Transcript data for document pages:
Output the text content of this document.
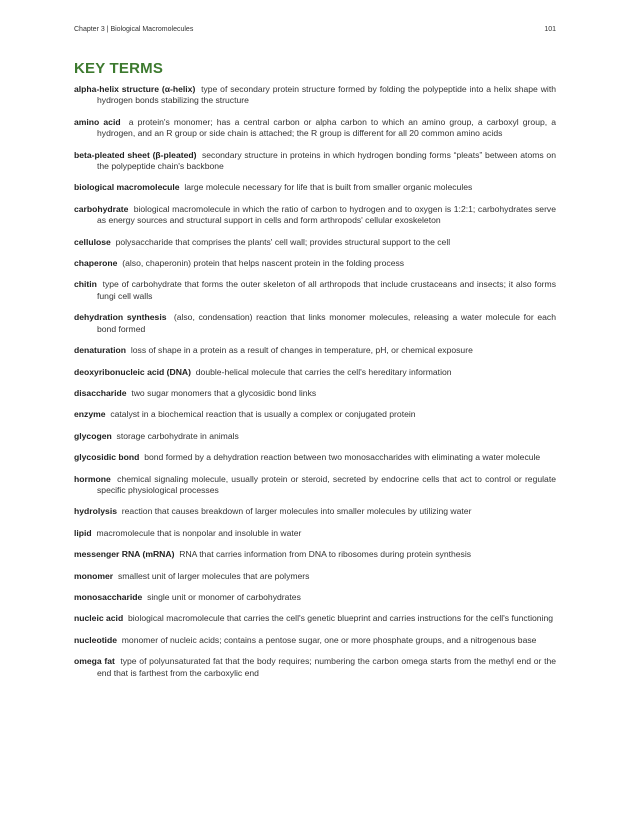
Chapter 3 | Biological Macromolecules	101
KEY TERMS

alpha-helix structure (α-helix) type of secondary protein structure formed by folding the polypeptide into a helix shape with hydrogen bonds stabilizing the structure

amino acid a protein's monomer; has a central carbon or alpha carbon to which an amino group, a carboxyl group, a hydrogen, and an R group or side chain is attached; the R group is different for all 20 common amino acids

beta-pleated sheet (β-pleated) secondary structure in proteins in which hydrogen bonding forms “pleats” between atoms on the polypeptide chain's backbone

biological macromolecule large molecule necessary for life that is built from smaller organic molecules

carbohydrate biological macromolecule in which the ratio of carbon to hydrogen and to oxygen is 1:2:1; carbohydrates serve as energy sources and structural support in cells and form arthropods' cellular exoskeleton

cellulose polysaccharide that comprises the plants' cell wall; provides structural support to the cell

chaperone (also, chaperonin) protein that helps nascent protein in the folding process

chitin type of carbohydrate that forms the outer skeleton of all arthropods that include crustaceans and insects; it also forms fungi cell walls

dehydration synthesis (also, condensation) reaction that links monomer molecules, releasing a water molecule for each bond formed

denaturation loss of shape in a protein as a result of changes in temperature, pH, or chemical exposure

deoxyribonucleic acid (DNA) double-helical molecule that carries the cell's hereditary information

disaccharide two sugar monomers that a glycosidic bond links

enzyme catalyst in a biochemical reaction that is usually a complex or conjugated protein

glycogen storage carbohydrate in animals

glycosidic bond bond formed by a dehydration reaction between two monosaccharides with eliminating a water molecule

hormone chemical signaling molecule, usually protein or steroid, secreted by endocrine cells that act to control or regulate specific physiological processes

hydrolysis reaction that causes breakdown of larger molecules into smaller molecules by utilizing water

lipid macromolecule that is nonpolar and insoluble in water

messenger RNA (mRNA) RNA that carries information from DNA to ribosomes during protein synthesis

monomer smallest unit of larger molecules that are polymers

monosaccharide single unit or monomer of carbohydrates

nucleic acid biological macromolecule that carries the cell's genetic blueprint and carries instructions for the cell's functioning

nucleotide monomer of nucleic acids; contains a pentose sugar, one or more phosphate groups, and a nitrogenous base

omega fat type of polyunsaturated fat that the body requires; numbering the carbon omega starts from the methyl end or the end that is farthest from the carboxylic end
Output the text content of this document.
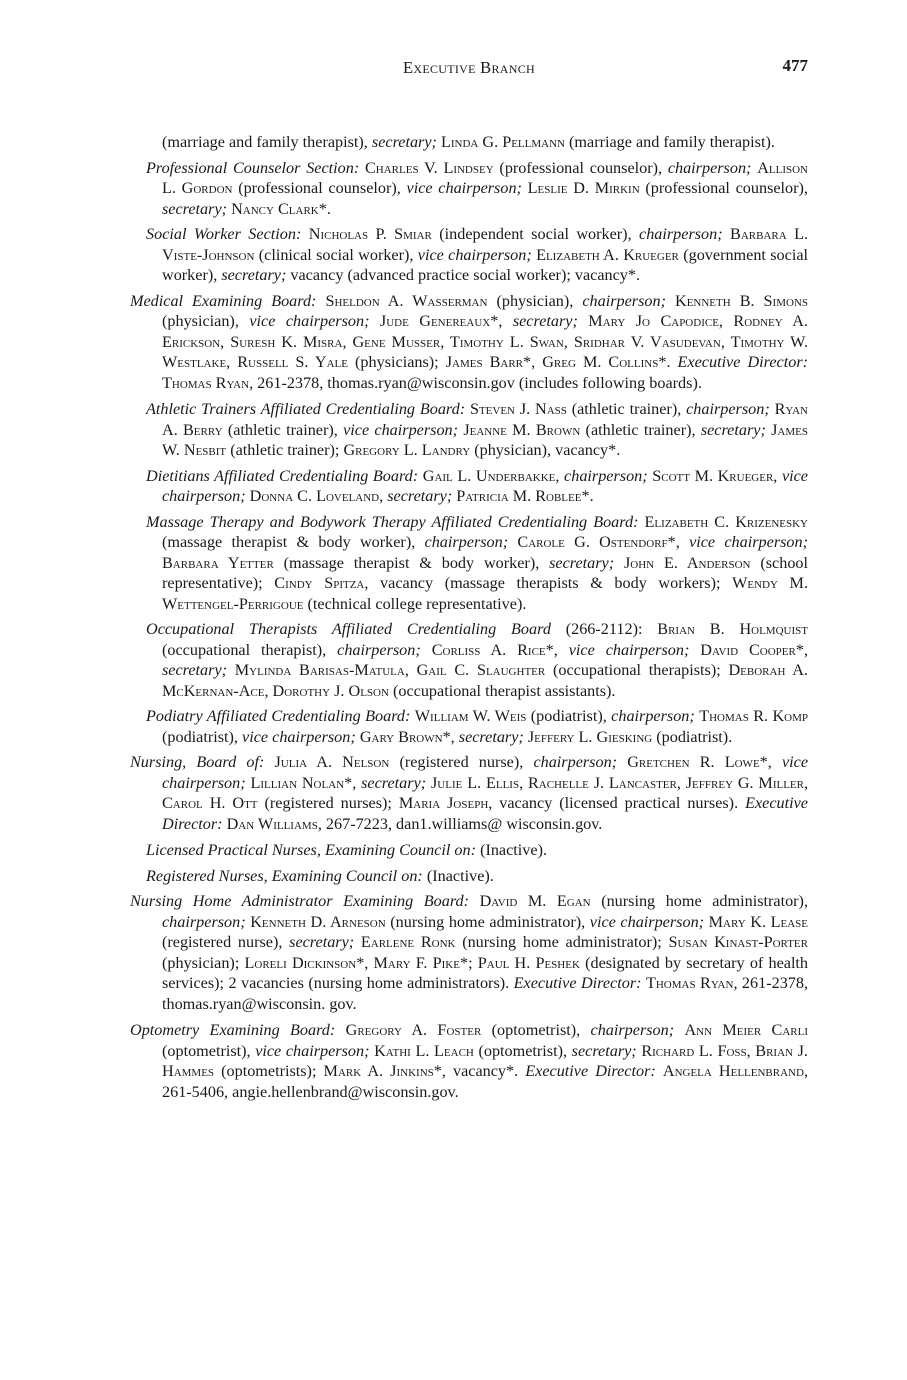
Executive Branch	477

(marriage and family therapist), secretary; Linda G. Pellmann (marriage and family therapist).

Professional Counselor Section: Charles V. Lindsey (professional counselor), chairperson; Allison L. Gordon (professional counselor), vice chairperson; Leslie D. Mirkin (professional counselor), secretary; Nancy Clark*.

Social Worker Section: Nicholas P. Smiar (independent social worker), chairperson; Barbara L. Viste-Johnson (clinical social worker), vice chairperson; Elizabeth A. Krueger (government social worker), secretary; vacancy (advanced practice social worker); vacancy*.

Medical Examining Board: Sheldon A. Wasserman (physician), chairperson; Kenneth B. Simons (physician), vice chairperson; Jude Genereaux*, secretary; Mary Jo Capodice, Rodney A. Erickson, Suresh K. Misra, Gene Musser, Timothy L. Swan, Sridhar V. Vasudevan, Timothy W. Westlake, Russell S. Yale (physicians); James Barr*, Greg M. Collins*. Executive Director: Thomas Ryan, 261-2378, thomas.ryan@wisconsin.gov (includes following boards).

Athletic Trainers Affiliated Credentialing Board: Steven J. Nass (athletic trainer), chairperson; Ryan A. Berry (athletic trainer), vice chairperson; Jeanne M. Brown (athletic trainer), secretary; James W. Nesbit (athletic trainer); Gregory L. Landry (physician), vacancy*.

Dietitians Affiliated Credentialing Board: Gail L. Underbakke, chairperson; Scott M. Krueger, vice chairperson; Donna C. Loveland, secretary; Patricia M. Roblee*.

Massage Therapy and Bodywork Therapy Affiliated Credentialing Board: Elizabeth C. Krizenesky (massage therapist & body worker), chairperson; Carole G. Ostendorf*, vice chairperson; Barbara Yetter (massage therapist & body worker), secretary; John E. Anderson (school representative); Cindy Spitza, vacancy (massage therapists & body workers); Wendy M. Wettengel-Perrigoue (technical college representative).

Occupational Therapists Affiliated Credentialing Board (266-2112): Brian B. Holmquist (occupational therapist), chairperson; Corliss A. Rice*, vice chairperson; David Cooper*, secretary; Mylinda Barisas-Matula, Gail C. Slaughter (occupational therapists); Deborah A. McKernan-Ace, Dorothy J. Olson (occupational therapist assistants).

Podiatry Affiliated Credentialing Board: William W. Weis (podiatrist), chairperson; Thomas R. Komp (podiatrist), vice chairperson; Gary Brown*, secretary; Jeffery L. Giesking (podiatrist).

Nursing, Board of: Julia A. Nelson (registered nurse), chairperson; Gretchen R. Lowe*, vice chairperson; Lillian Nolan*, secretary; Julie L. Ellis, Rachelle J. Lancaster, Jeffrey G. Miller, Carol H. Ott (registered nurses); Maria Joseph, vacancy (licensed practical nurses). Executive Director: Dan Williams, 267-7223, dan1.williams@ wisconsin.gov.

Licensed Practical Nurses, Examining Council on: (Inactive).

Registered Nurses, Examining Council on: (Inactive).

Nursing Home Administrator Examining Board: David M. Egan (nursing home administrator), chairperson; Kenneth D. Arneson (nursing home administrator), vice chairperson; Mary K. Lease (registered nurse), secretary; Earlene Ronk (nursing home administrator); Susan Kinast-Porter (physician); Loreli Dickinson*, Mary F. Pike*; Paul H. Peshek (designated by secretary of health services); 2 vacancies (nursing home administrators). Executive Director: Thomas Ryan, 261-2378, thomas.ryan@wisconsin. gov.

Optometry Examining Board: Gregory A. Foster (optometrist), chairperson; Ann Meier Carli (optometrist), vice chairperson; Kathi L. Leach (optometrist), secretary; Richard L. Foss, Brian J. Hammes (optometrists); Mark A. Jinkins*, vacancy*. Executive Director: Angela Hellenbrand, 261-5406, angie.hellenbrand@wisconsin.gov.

**Work item:** The reply should hold every record, unchanged, and no pictures.

**Exercise answer:**
Output the text content of this document.
Chapter 3 | Biological Macromolecules	101
KEY TERMS

alpha-helix structure (α-helix) type of secondary protein structure formed by folding the polypeptide into a helix shape with hydrogen bonds stabilizing the structure

amino acid a protein's monomer; has a central carbon or alpha carbon to which an amino group, a carboxyl group, a hydrogen, and an R group or side chain is attached; the R group is different for all 20 common amino acids

beta-pleated sheet (β-pleated) secondary structure in proteins in which hydrogen bonding forms “pleats” between atoms on the polypeptide chain's backbone

biological macromolecule large molecule necessary for life that is built from smaller organic molecules

carbohydrate biological macromolecule in which the ratio of carbon to hydrogen and to oxygen is 1:2:1; carbohydrates serve as energy sources and structural support in cells and form arthropods' cellular exoskeleton

cellulose polysaccharide that comprises the plants' cell wall; provides structural support to the cell

chaperone (also, chaperonin) protein that helps nascent protein in the folding process

chitin type of carbohydrate that forms the outer skeleton of all arthropods that include crustaceans and insects; it also forms fungi cell walls

dehydration synthesis (also, condensation) reaction that links monomer molecules, releasing a water molecule for each bond formed

denaturation loss of shape in a protein as a result of changes in temperature, pH, or chemical exposure

deoxyribonucleic acid (DNA) double-helical molecule that carries the cell's hereditary information

disaccharide two sugar monomers that a glycosidic bond links

enzyme catalyst in a biochemical reaction that is usually a complex or conjugated protein

glycogen storage carbohydrate in animals

glycosidic bond bond formed by a dehydration reaction between two monosaccharides with eliminating a water molecule

hormone chemical signaling molecule, usually protein or steroid, secreted by endocrine cells that act to control or regulate specific physiological processes

hydrolysis reaction that causes breakdown of larger molecules into smaller molecules by utilizing water

lipid macromolecule that is nonpolar and insoluble in water

messenger RNA (mRNA) RNA that carries information from DNA to ribosomes during protein synthesis

monomer smallest unit of larger molecules that are polymers

monosaccharide single unit or monomer of carbohydrates

nucleic acid biological macromolecule that carries the cell's genetic blueprint and carries instructions for the cell's functioning

nucleotide monomer of nucleic acids; contains a pentose sugar, one or more phosphate groups, and a nitrogenous base

omega fat type of polyunsaturated fat that the body requires; numbering the carbon omega starts from the methyl end or the end that is farthest from the carboxylic end
Output the text content of this document.
Executive Branch	477

(marriage and family therapist), secretary; Linda G. Pellmann (marriage and family therapist).

Professional Counselor Section: Charles V. Lindsey (professional counselor), chairperson; Allison L. Gordon (professional counselor), vice chairperson; Leslie D. Mirkin (professional counselor), secretary; Nancy Clark*.

Social Worker Section: Nicholas P. Smiar (independent social worker), chairperson; Barbara L. Viste-Johnson (clinical social worker), vice chairperson; Elizabeth A. Krueger (government social worker), secretary; vacancy (advanced practice social worker); vacancy*.

Medical Examining Board: Sheldon A. Wasserman (physician), chairperson; Kenneth B. Simons (physician), vice chairperson; Jude Genereaux*, secretary; Mary Jo Capodice, Rodney A. Erickson, Suresh K. Misra, Gene Musser, Timothy L. Swan, Sridhar V. Vasudevan, Timothy W. Westlake, Russell S. Yale (physicians); James Barr*, Greg M. Collins*. Executive Director: Thomas Ryan, 261-2378, thomas.ryan@wisconsin.gov (includes following boards).

Athletic Trainers Affiliated Credentialing Board: Steven J. Nass (athletic trainer), chairperson; Ryan A. Berry (athletic trainer), vice chairperson; Jeanne M. Brown (athletic trainer), secretary; James W. Nesbit (athletic trainer); Gregory L. Landry (physician), vacancy*.

Dietitians Affiliated Credentialing Board: Gail L. Underbakke, chairperson; Scott M. Krueger, vice chairperson; Donna C. Loveland, secretary; Patricia M. Roblee*.

Massage Therapy and Bodywork Therapy Affiliated Credentialing Board: Elizabeth C. Krizenesky (massage therapist & body worker), chairperson; Carole G. Ostendorf*, vice chairperson; Barbara Yetter (massage therapist & body worker), secretary; John E. Anderson (school representative); Cindy Spitza, vacancy (massage therapists & body workers); Wendy M. Wettengel-Perrigoue (technical college representative).

Occupational Therapists Affiliated Credentialing Board (266-2112): Brian B. Holmquist (occupational therapist), chairperson; Corliss A. Rice*, vice chairperson; David Cooper*, secretary; Mylinda Barisas-Matula, Gail C. Slaughter (occupational therapists); Deborah A. McKernan-Ace, Dorothy J. Olson (occupational therapist assistants).

Podiatry Affiliated Credentialing Board: William W. Weis (podiatrist), chairperson; Thomas R. Komp (podiatrist), vice chairperson; Gary Brown*, secretary; Jeffery L. Giesking (podiatrist).

Nursing, Board of: Julia A. Nelson (registered nurse), chairperson; Gretchen R. Lowe*, vice chairperson; Lillian Nolan*, secretary; Julie L. Ellis, Rachelle J. Lancaster, Jeffrey G. Miller, Carol H. Ott (registered nurses); Maria Joseph, vacancy (licensed practical nurses). Executive Director: Dan Williams, 267-7223, dan1.williams@ wisconsin.gov.

Licensed Practical Nurses, Examining Council on: (Inactive).

Registered Nurses, Examining Council on: (Inactive).

Nursing Home Administrator Examining Board: David M. Egan (nursing home administrator), chairperson; Kenneth D. Arneson (nursing home administrator), vice chairperson; Mary K. Lease (registered nurse), secretary; Earlene Ronk (nursing home administrator); Susan Kinast-Porter (physician); Loreli Dickinson*, Mary F. Pike*; Paul H. Peshek (designated by secretary of health services); 2 vacancies (nursing home administrators). Executive Director: Thomas Ryan, 261-2378, thomas.ryan@wisconsin. gov.

Optometry Examining Board: Gregory A. Foster (optometrist), chairperson; Ann Meier Carli (optometrist), vice chairperson; Kathi L. Leach (optometrist), secretary; Richard L. Foss, Brian J. Hammes (optometrists); Mark A. Jinkins*, vacancy*. Executive Director: Angela Hellenbrand, 261-5406, angie.hellenbrand@wisconsin.gov.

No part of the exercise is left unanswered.